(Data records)
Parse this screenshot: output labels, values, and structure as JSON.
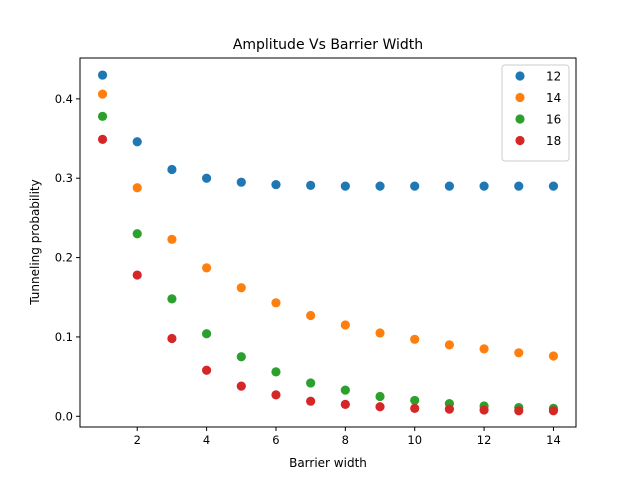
{
  "chart_data": {
    "type": "scatter",
    "title": "Amplitude Vs Barrier Width",
    "xlabel": "Barrier width",
    "ylabel": "Tunneling probability",
    "xlim": [
      0.35,
      14.65
    ],
    "ylim": [
      -0.0135,
      0.4515
    ],
    "xticks": [
      2,
      4,
      6,
      8,
      10,
      12,
      14
    ],
    "yticks": [
      0.0,
      0.1,
      0.2,
      0.3,
      0.4
    ],
    "xtick_labels": [
      "2",
      "4",
      "6",
      "8",
      "10",
      "12",
      "14"
    ],
    "ytick_labels": [
      "0.0",
      "0.1",
      "0.2",
      "0.3",
      "0.4"
    ],
    "grid": false,
    "legend_position": "top-right",
    "x": [
      1,
      2,
      3,
      4,
      5,
      6,
      7,
      8,
      9,
      10,
      11,
      12,
      13,
      14
    ],
    "series": [
      {
        "name": "12",
        "color": "#1f77b4",
        "values": [
          0.43,
          0.346,
          0.311,
          0.3,
          0.295,
          0.292,
          0.291,
          0.29,
          0.29,
          0.29,
          0.29,
          0.29,
          0.29,
          0.29
        ]
      },
      {
        "name": "14",
        "color": "#ff7f0e",
        "values": [
          0.406,
          0.288,
          0.223,
          0.187,
          0.162,
          0.143,
          0.127,
          0.115,
          0.105,
          0.097,
          0.09,
          0.085,
          0.08,
          0.076
        ]
      },
      {
        "name": "16",
        "color": "#2ca02c",
        "values": [
          0.378,
          0.23,
          0.148,
          0.104,
          0.075,
          0.056,
          0.042,
          0.033,
          0.025,
          0.02,
          0.016,
          0.013,
          0.011,
          0.01
        ]
      },
      {
        "name": "18",
        "color": "#d62728",
        "values": [
          0.349,
          0.178,
          0.098,
          0.058,
          0.038,
          0.027,
          0.019,
          0.015,
          0.012,
          0.01,
          0.009,
          0.008,
          0.007,
          0.007
        ]
      }
    ]
  }
}
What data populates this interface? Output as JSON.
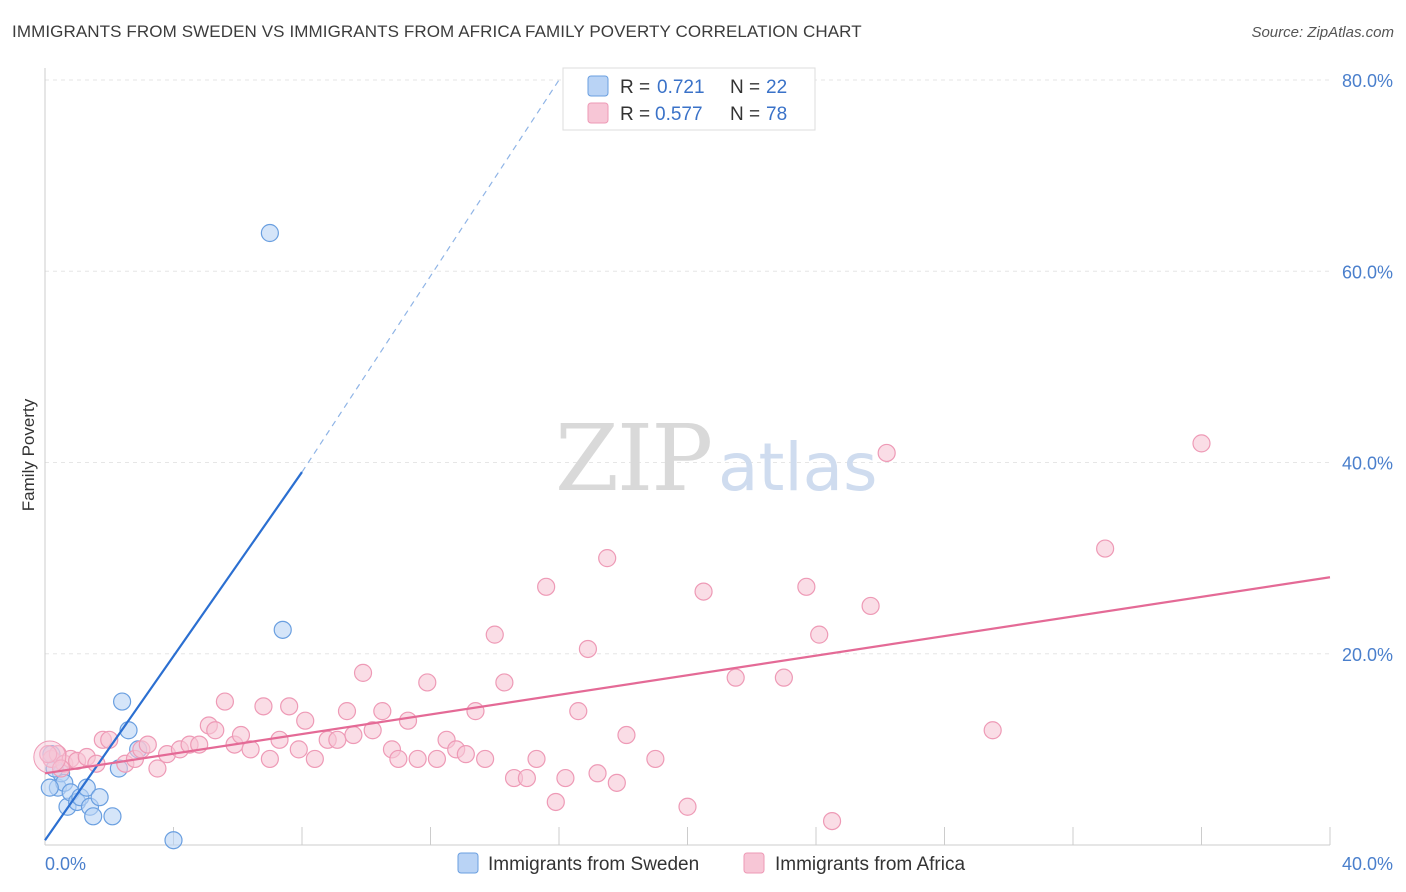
{
  "title": "IMMIGRANTS FROM SWEDEN VS IMMIGRANTS FROM AFRICA FAMILY POVERTY CORRELATION CHART",
  "source": "Source: ZipAtlas.com",
  "watermark": {
    "zip": "ZIP",
    "atlas": "atlas"
  },
  "legend": {
    "sweden": {
      "r_label": "R =",
      "r_value": "0.721",
      "n_label": "N =",
      "n_value": "22"
    },
    "africa": {
      "r_label": "R =",
      "r_value": "0.577",
      "n_label": "N =",
      "n_value": "78"
    }
  },
  "chart_data": {
    "type": "scatter",
    "ylabel": "Family Poverty",
    "xlim": [
      0,
      40
    ],
    "ylim": [
      0,
      80
    ],
    "x_ticks": [
      {
        "value": 0,
        "label": "0.0%"
      },
      {
        "value": 40,
        "label": "40.0%"
      }
    ],
    "y_ticks": [
      {
        "value": 20,
        "label": "20.0%"
      },
      {
        "value": 40,
        "label": "40.0%"
      },
      {
        "value": 60,
        "label": "60.0%"
      },
      {
        "value": 80,
        "label": "80.0%"
      }
    ],
    "grid": true,
    "legend_position": "top-center",
    "series": [
      {
        "name": "Immigrants from Sweden",
        "color": "#6a9fe0",
        "fill": "#b9d3f5",
        "trend_color": "#2b6fd1",
        "trend": {
          "x0": 0,
          "y0": 0.5,
          "x1": 8.0,
          "y1": 39.0,
          "dash_x1": 16.0,
          "dash_y1": 80.0
        },
        "points": [
          {
            "x": 0.2,
            "y": 9.5
          },
          {
            "x": 0.4,
            "y": 6.0
          },
          {
            "x": 0.5,
            "y": 7.5
          },
          {
            "x": 0.6,
            "y": 6.5
          },
          {
            "x": 0.7,
            "y": 4.0
          },
          {
            "x": 0.8,
            "y": 5.5
          },
          {
            "x": 1.0,
            "y": 4.5
          },
          {
            "x": 1.1,
            "y": 5.0
          },
          {
            "x": 1.3,
            "y": 6.0
          },
          {
            "x": 1.4,
            "y": 4.0
          },
          {
            "x": 1.5,
            "y": 3.0
          },
          {
            "x": 1.7,
            "y": 5.0
          },
          {
            "x": 2.1,
            "y": 3.0
          },
          {
            "x": 2.3,
            "y": 8.0
          },
          {
            "x": 2.4,
            "y": 15.0
          },
          {
            "x": 2.6,
            "y": 12.0
          },
          {
            "x": 2.9,
            "y": 10.0
          },
          {
            "x": 4.0,
            "y": 0.5
          },
          {
            "x": 7.0,
            "y": 64.0
          },
          {
            "x": 7.4,
            "y": 22.5
          },
          {
            "x": 0.15,
            "y": 6.0
          },
          {
            "x": 0.3,
            "y": 8.0
          }
        ]
      },
      {
        "name": "Immigrants from Africa",
        "color": "#ee9ab6",
        "fill": "#f7c6d6",
        "trend_color": "#e46a96",
        "trend": {
          "x0": 0,
          "y0": 7.5,
          "x1": 40,
          "y1": 28.0
        },
        "points": [
          {
            "x": 0.2,
            "y": 9.0
          },
          {
            "x": 0.4,
            "y": 9.5
          },
          {
            "x": 0.6,
            "y": 8.5
          },
          {
            "x": 0.8,
            "y": 9.0
          },
          {
            "x": 1.0,
            "y": 8.8
          },
          {
            "x": 1.3,
            "y": 9.2
          },
          {
            "x": 1.6,
            "y": 8.5
          },
          {
            "x": 1.8,
            "y": 11.0
          },
          {
            "x": 2.0,
            "y": 11.0
          },
          {
            "x": 2.5,
            "y": 8.5
          },
          {
            "x": 2.8,
            "y": 9.0
          },
          {
            "x": 3.0,
            "y": 10.0
          },
          {
            "x": 3.2,
            "y": 10.5
          },
          {
            "x": 3.5,
            "y": 8.0
          },
          {
            "x": 3.8,
            "y": 9.5
          },
          {
            "x": 4.2,
            "y": 10.0
          },
          {
            "x": 4.5,
            "y": 10.5
          },
          {
            "x": 4.8,
            "y": 10.5
          },
          {
            "x": 5.1,
            "y": 12.5
          },
          {
            "x": 5.3,
            "y": 12.0
          },
          {
            "x": 5.6,
            "y": 15.0
          },
          {
            "x": 5.9,
            "y": 10.5
          },
          {
            "x": 6.1,
            "y": 11.5
          },
          {
            "x": 6.4,
            "y": 10.0
          },
          {
            "x": 6.8,
            "y": 14.5
          },
          {
            "x": 7.0,
            "y": 9.0
          },
          {
            "x": 7.3,
            "y": 11.0
          },
          {
            "x": 7.6,
            "y": 14.5
          },
          {
            "x": 7.9,
            "y": 10.0
          },
          {
            "x": 8.1,
            "y": 13.0
          },
          {
            "x": 8.4,
            "y": 9.0
          },
          {
            "x": 8.8,
            "y": 11.0
          },
          {
            "x": 9.1,
            "y": 11.0
          },
          {
            "x": 9.4,
            "y": 14.0
          },
          {
            "x": 9.6,
            "y": 11.5
          },
          {
            "x": 9.9,
            "y": 18.0
          },
          {
            "x": 10.2,
            "y": 12.0
          },
          {
            "x": 10.5,
            "y": 14.0
          },
          {
            "x": 10.8,
            "y": 10.0
          },
          {
            "x": 11.0,
            "y": 9.0
          },
          {
            "x": 11.3,
            "y": 13.0
          },
          {
            "x": 11.6,
            "y": 9.0
          },
          {
            "x": 11.9,
            "y": 17.0
          },
          {
            "x": 12.2,
            "y": 9.0
          },
          {
            "x": 12.5,
            "y": 11.0
          },
          {
            "x": 12.8,
            "y": 10.0
          },
          {
            "x": 13.1,
            "y": 9.5
          },
          {
            "x": 13.4,
            "y": 14.0
          },
          {
            "x": 13.7,
            "y": 9.0
          },
          {
            "x": 14.0,
            "y": 22.0
          },
          {
            "x": 14.3,
            "y": 17.0
          },
          {
            "x": 14.6,
            "y": 7.0
          },
          {
            "x": 15.0,
            "y": 7.0
          },
          {
            "x": 15.3,
            "y": 9.0
          },
          {
            "x": 15.6,
            "y": 27.0
          },
          {
            "x": 15.9,
            "y": 4.5
          },
          {
            "x": 16.2,
            "y": 7.0
          },
          {
            "x": 16.6,
            "y": 14.0
          },
          {
            "x": 16.9,
            "y": 20.5
          },
          {
            "x": 17.2,
            "y": 7.5
          },
          {
            "x": 17.5,
            "y": 30.0
          },
          {
            "x": 17.8,
            "y": 6.5
          },
          {
            "x": 18.1,
            "y": 11.5
          },
          {
            "x": 19.0,
            "y": 9.0
          },
          {
            "x": 20.0,
            "y": 4.0
          },
          {
            "x": 20.5,
            "y": 26.5
          },
          {
            "x": 21.5,
            "y": 17.5
          },
          {
            "x": 23.0,
            "y": 17.5
          },
          {
            "x": 23.7,
            "y": 27.0
          },
          {
            "x": 24.1,
            "y": 22.0
          },
          {
            "x": 24.5,
            "y": 2.5
          },
          {
            "x": 25.7,
            "y": 25.0
          },
          {
            "x": 26.2,
            "y": 41.0
          },
          {
            "x": 29.5,
            "y": 12.0
          },
          {
            "x": 33.0,
            "y": 31.0
          },
          {
            "x": 36.0,
            "y": 42.0
          },
          {
            "x": 0.1,
            "y": 9.5
          },
          {
            "x": 0.5,
            "y": 8.0
          }
        ]
      }
    ]
  }
}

• [What is expected]:
Identify the lines that hold the word "title". Copy every one of them.

• [Solution to this task]:
    "title": "Amplitude Vs Barrier Width",
  "title": "IMMIGRANTS FROM SWEDEN VS IMMIGRANTS FROM AFRICA FAMILY POVERTY CORRELATION CHART",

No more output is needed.